##### EXERCISE DATA #####

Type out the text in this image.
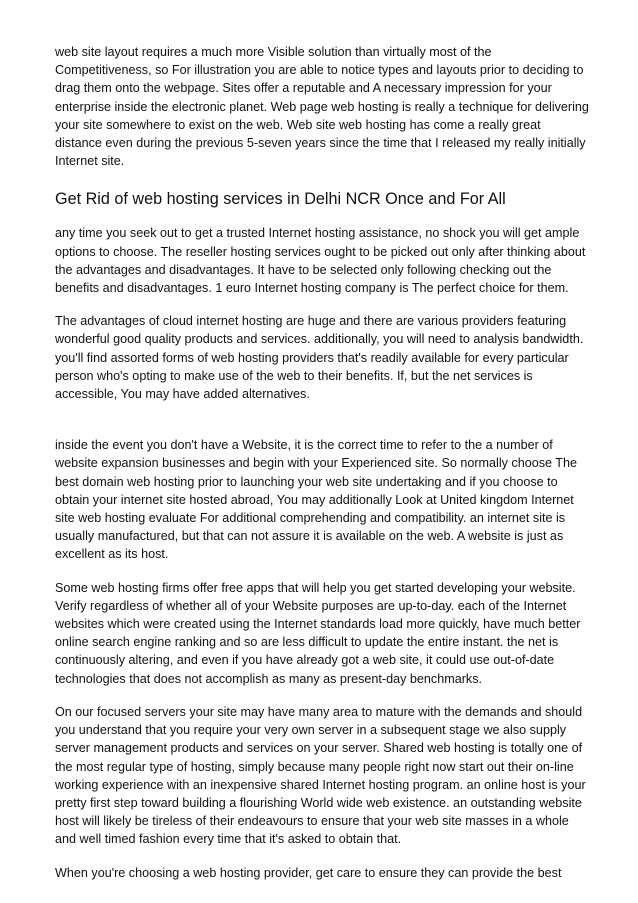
web site layout requires a much more Visible solution than virtually most of the Competitiveness, so For illustration you are able to notice types and layouts prior to deciding to drag them onto the webpage. Sites offer a reputable and A necessary impression for your enterprise inside the electronic planet. Web page web hosting is really a technique for delivering your site somewhere to exist on the web. Web site web hosting has come a really great distance even during the previous 5-seven years since the time that I released my really initially Internet site.

Get Rid of web hosting services in Delhi NCR Once and For All

any time you seek out to get a trusted Internet hosting assistance, no shock you will get ample options to choose. The reseller hosting services ought to be picked out only after thinking about the advantages and disadvantages. It have to be selected only following checking out the benefits and disadvantages. 1 euro Internet hosting company is The perfect choice for them.

The advantages of cloud internet hosting are huge and there are various providers featuring wonderful good quality products and services. additionally, you will need to analysis bandwidth. you'll find assorted forms of web hosting providers that's readily available for every particular person who's opting to make use of the web to their benefits. If, but the net services is accessible, You may have added alternatives.

inside the event you don't have a Website, it is the correct time to refer to the a number of website expansion businesses and begin with your Experienced site. So normally choose The best domain web hosting prior to launching your web site undertaking and if you choose to obtain your internet site hosted abroad, You may additionally Look at United kingdom Internet site web hosting evaluate For additional comprehending and compatibility. an internet site is usually manufactured, but that can not assure it is available on the web. A website is just as excellent as its host.

Some web hosting firms offer free apps that will help you get started developing your website. Verify regardless of whether all of your Website purposes are up-to-day. each of the Internet websites which were created using the Internet standards load more quickly, have much better online search engine ranking and so are less difficult to update the entire instant. the net is continuously altering, and even if you have already got a web site, it could use out-of-date technologies that does not accomplish as many as present-day benchmarks.

On our focused servers your site may have many area to mature with the demands and should you understand that you require your very own server in a subsequent stage we also supply server management products and services on your server. Shared web hosting is totally one of the most regular type of hosting, simply because many people right now start out their on-line working experience with an inexpensive shared Internet hosting program. an online host is your pretty first step toward building a flourishing World wide web existence. an outstanding website host will likely be tireless of their endeavours to ensure that your web site masses in a whole and well timed fashion every time that it's asked to obtain that.

When you're choosing a web hosting provider, get care to ensure they can provide the best
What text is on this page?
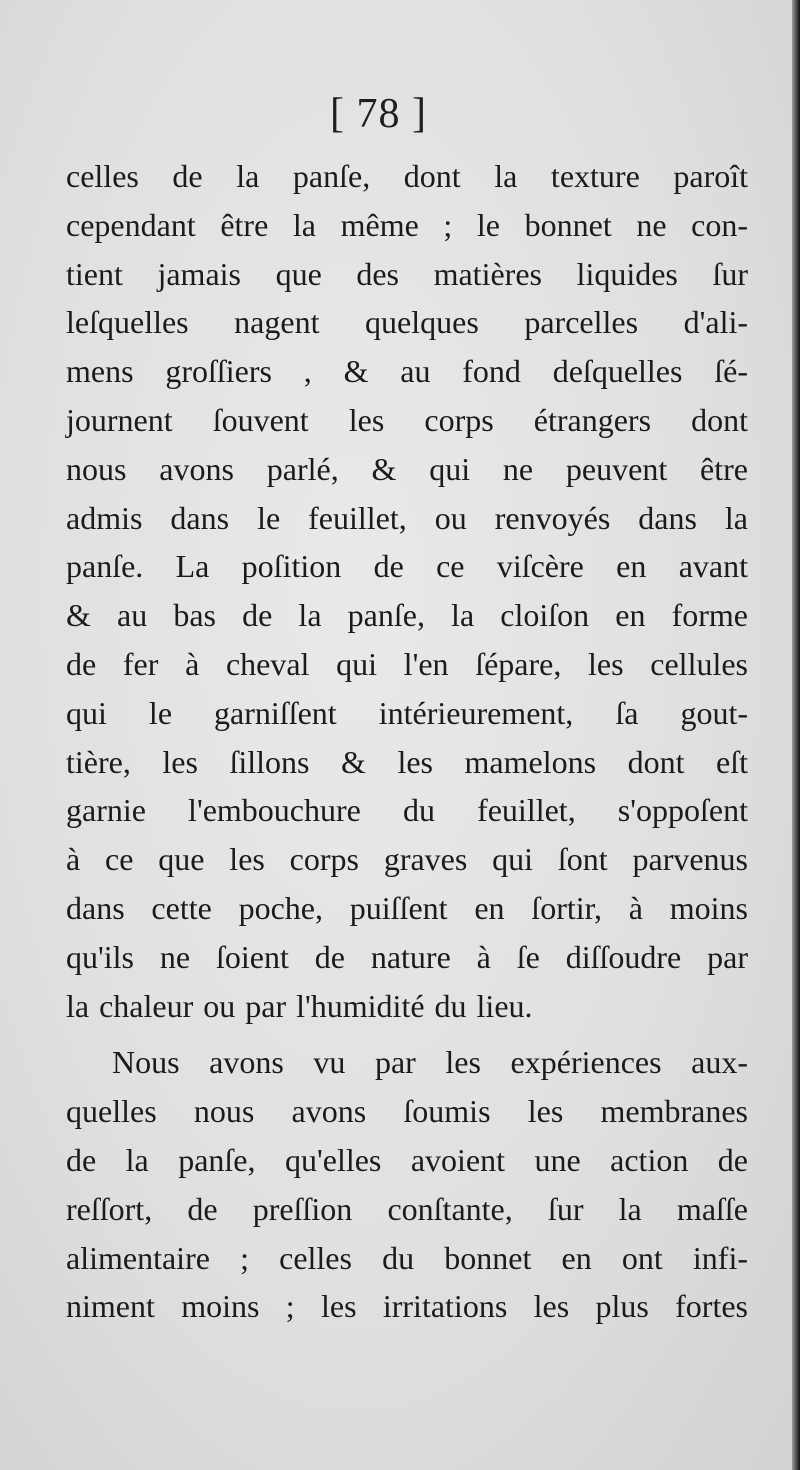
[ 78 ]
celles de la panſe, dont la texture paroît
cependant être la même ; le bonnet ne con-
tient jamais que des matières liquides ſur
leſquelles nagent quelques parcelles d'ali-
mens groſſiers , & au fond deſquelles ſé-
journent ſouvent les corps étrangers dont
nous avons parlé, & qui ne peuvent être
admis dans le feuillet, ou renvoyés dans la
panſe. La poſition de ce viſcère en avant
& au bas de la panſe, la cloiſon en forme
de fer à cheval qui l'en ſépare, les cellules
qui le garniſſent intérieurement, ſa gout-
tière, les ſillons & les mamelons dont eſt
garnie l'embouchure du feuillet, s'oppoſent
à ce que les corps graves qui ſont parvenus
dans cette poche, puiſſent en ſortir, à moins
qu'ils ne ſoient de nature à ſe diſſoudre par
la chaleur ou par l'humidité du lieu.
Nous avons vu par les expériences aux-
quelles nous avons ſoumis les membranes
de la panſe, qu'elles avoient une action de
reſſort, de preſſion conſtante, ſur la maſſe
alimentaire ; celles du bonnet en ont infi-
niment moins ; les irritations les plus fortes
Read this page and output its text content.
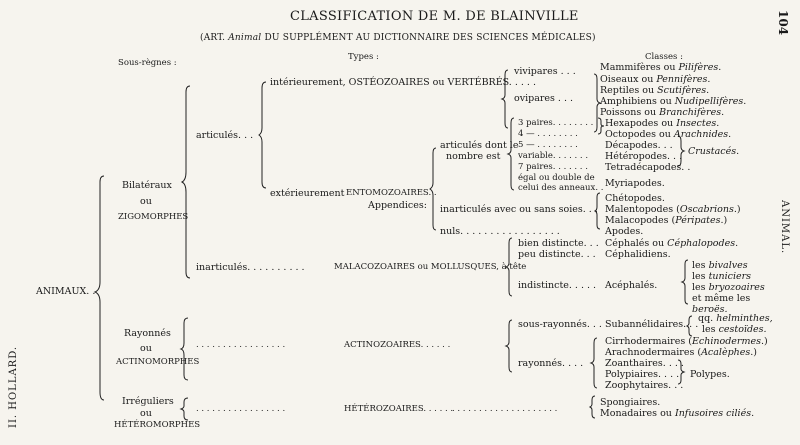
CLASSIFICATION DE M. DE BLAINVILLE
(ART. Animal DU SUPPLÉMENT AU DICTIONNAIRE DES SCIENCES MÉDICALES)
104
ANIMAL.
II. HOLLARD.
Sous-règnes :
Types :	Classes :
ANIMAUX. .
Bilatéraux
ou
ZIGOMORPHES
Rayonnés
ou
ACTINOMORPHES
Irréguliers
ou
HÉTÉROMORPHES
articulés. . .
intérieurement, OSTÉOZOAIRES ou VERTÉBRÉS. . . . .
extérieurement ENTOMOZOAIRES. .
Appendices:
vivipares . . .
ovipares . . .
articulés dont le
nombre est
inarticulés avec ou sans soies. . .
nuls. . . . . . . . . . . . . . . . .
3 paires. . . . . . . .
4 — . . . . . . . .
5 — . . . . . . . .
variable. . . . . . .
7 paires. . . . . . .
égal ou double de
celui des anneaux. .
Mammifères ou Pilifères.
Oiseaux ou Pennifères.
Reptiles ou Scutifères.
Amphibiens ou Nudipellifères.
Poissons ou Branchifères.
Hexapodes ou Insectes.
Octopodes ou Arachnides.
Décapodes. . .
Hétéropodes. . .
Tetradécapodes. .
Crustacés.
Myriapodes.
Chétopodes.
Malentopodes (Oscabrions.)
Malacopodes (Péripates.)
Apodes.
inarticulés. . . . . . . . . .	MALACOZOAIRES ou MOLLUSQUES, à tête
bien distincte. . .
peu distincte. . .
indistincte. . . . .
Céphalés ou Céphalopodes.
Céphalidiens.
Acéphalés.
les bivalves
les tuniciers
les bryozoaires
et même les
beroës.
. . . . . . . . . . . . . . . . .	ACTINOZOAIRES. . . . . .
sous-rayonnés. . .
rayonnés. . . .
Subannélidaires. . .
qq. helminthes,
les cestoïdes.
Cirrhodermaires (Echinodermes.)
Arachnodermaires (Acalèphes.)
Zoanthaires. . . .
Polypiaires. . . .
Zoophytaires. . .
Polypes.
. . . . . . . . . . . . . . . . .	HÉTÉROZOAIRES. . . . . .
. . . . . . . . . . . . . . . . . . . .
Spongiaires.
Monadaires ou Infusoires ciliés.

#####

__STATED TASK__
Write out all the entries word for word, but skip any images.

__TASK SOLUTION__
Type out the text in this image.
web site layout requires a much more Visible solution than virtually most of the Competitiveness, so For illustration you are able to notice types and layouts prior to deciding to drag them onto the webpage. Sites offer a reputable and A necessary impression for your enterprise inside the electronic planet. Web page web hosting is really a technique for delivering your site somewhere to exist on the web. Web site web hosting has come a really great distance even during the previous 5-seven years since the time that I released my really initially Internet site.

Get Rid of web hosting services in Delhi NCR Once and For All

any time you seek out to get a trusted Internet hosting assistance, no shock you will get ample options to choose. The reseller hosting services ought to be picked out only after thinking about the advantages and disadvantages. It have to be selected only following checking out the benefits and disadvantages. 1 euro Internet hosting company is The perfect choice for them.

The advantages of cloud internet hosting are huge and there are various providers featuring wonderful good quality products and services. additionally, you will need to analysis bandwidth. you'll find assorted forms of web hosting providers that's readily available for every particular person who's opting to make use of the web to their benefits. If, but the net services is accessible, You may have added alternatives.

inside the event you don't have a Website, it is the correct time to refer to the a number of website expansion businesses and begin with your Experienced site. So normally choose The best domain web hosting prior to launching your web site undertaking and if you choose to obtain your internet site hosted abroad, You may additionally Look at United kingdom Internet site web hosting evaluate For additional comprehending and compatibility. an internet site is usually manufactured, but that can not assure it is available on the web. A website is just as excellent as its host.

Some web hosting firms offer free apps that will help you get started developing your website. Verify regardless of whether all of your Website purposes are up-to-day. each of the Internet websites which were created using the Internet standards load more quickly, have much better online search engine ranking and so are less difficult to update the entire instant. the net is continuously altering, and even if you have already got a web site, it could use out-of-date technologies that does not accomplish as many as present-day benchmarks.

On our focused servers your site may have many area to mature with the demands and should you understand that you require your very own server in a subsequent stage we also supply server management products and services on your server. Shared web hosting is totally one of the most regular type of hosting, simply because many people right now start out their on-line working experience with an inexpensive shared Internet hosting program. an online host is your pretty first step toward building a flourishing World wide web existence. an outstanding website host will likely be tireless of their endeavours to ensure that your web site masses in a whole and well timed fashion every time that it's asked to obtain that.

When you're choosing a web hosting provider, get care to ensure they can provide the best
What text is on this page?
[ 78 ]
celles de la panſe, dont la texture paroît
cependant être la même ; le bonnet ne con-
tient jamais que des matières liquides ſur
leſquelles nagent quelques parcelles d'ali-
mens groſſiers , & au fond deſquelles ſé-
journent ſouvent les corps étrangers dont
nous avons parlé, & qui ne peuvent être
admis dans le feuillet, ou renvoyés dans la
panſe. La poſition de ce viſcère en avant
& au bas de la panſe, la cloiſon en forme
de fer à cheval qui l'en ſépare, les cellules
qui le garniſſent intérieurement, ſa gout-
tière, les ſillons & les mamelons dont eſt
garnie l'embouchure du feuillet, s'oppoſent
à ce que les corps graves qui ſont parvenus
dans cette poche, puiſſent en ſortir, à moins
qu'ils ne ſoient de nature à ſe diſſoudre par
la chaleur ou par l'humidité du lieu.
Nous avons vu par les expériences aux-
quelles nous avons ſoumis les membranes
de la panſe, qu'elles avoient une action de
reſſort, de preſſion conſtante, ſur la maſſe
alimentaire ; celles du bonnet en ont infi-
niment moins ; les irritations les plus fortes
Read this page and output its text content.
CLASSIFICATION DE M. DE BLAINVILLE
(ART. Animal DU SUPPLÉMENT AU DICTIONNAIRE DES SCIENCES MÉDICALES)
104
ANIMAL.
II. HOLLARD.
Sous-règnes :
Types :	Classes :
ANIMAUX. .
Bilatéraux
ou
ZIGOMORPHES
Rayonnés
ou
ACTINOMORPHES
Irréguliers
ou
HÉTÉROMORPHES
articulés. . .
intérieurement, OSTÉOZOAIRES ou VERTÉBRÉS. . . . .
extérieurement ENTOMOZOAIRES. .
Appendices:
vivipares . . .
ovipares . . .
articulés dont le
nombre est
inarticulés avec ou sans soies. . .
nuls. . . . . . . . . . . . . . . . .
3 paires. . . . . . . .
4 — . . . . . . . .
5 — . . . . . . . .
variable. . . . . . .
7 paires. . . . . . .
égal ou double de
celui des anneaux. .
Mammifères ou Pilifères.
Oiseaux ou Pennifères.
Reptiles ou Scutifères.
Amphibiens ou Nudipellifères.
Poissons ou Branchifères.
Hexapodes ou Insectes.
Octopodes ou Arachnides.
Décapodes. . .
Hétéropodes. . .
Tetradécapodes. .
Crustacés.
Myriapodes.
Chétopodes.
Malentopodes (Oscabrions.)
Malacopodes (Péripates.)
Apodes.
inarticulés. . . . . . . . . .	MALACOZOAIRES ou MOLLUSQUES, à tête
bien distincte. . .
peu distincte. . .
indistincte. . . . .
Céphalés ou Céphalopodes.
Céphalidiens.
Acéphalés.
les bivalves
les tuniciers
les bryozoaires
et même les
beroës.
. . . . . . . . . . . . . . . . .	ACTINOZOAIRES. . . . . .
sous-rayonnés. . .
rayonnés. . . .
Subannélidaires. . .
qq. helminthes,
les cestoïdes.
Cirrhodermaires (Echinodermes.)
Arachnodermaires (Acalèphes.)
Zoanthaires. . . .
Polypiaires. . . .
Zoophytaires. . .
Polypes.
. . . . . . . . . . . . . . . . .	HÉTÉROZOAIRES. . . . . .
. . . . . . . . . . . . . . . . . . . .
Spongiaires.
Monadaires ou Infusoires ciliés.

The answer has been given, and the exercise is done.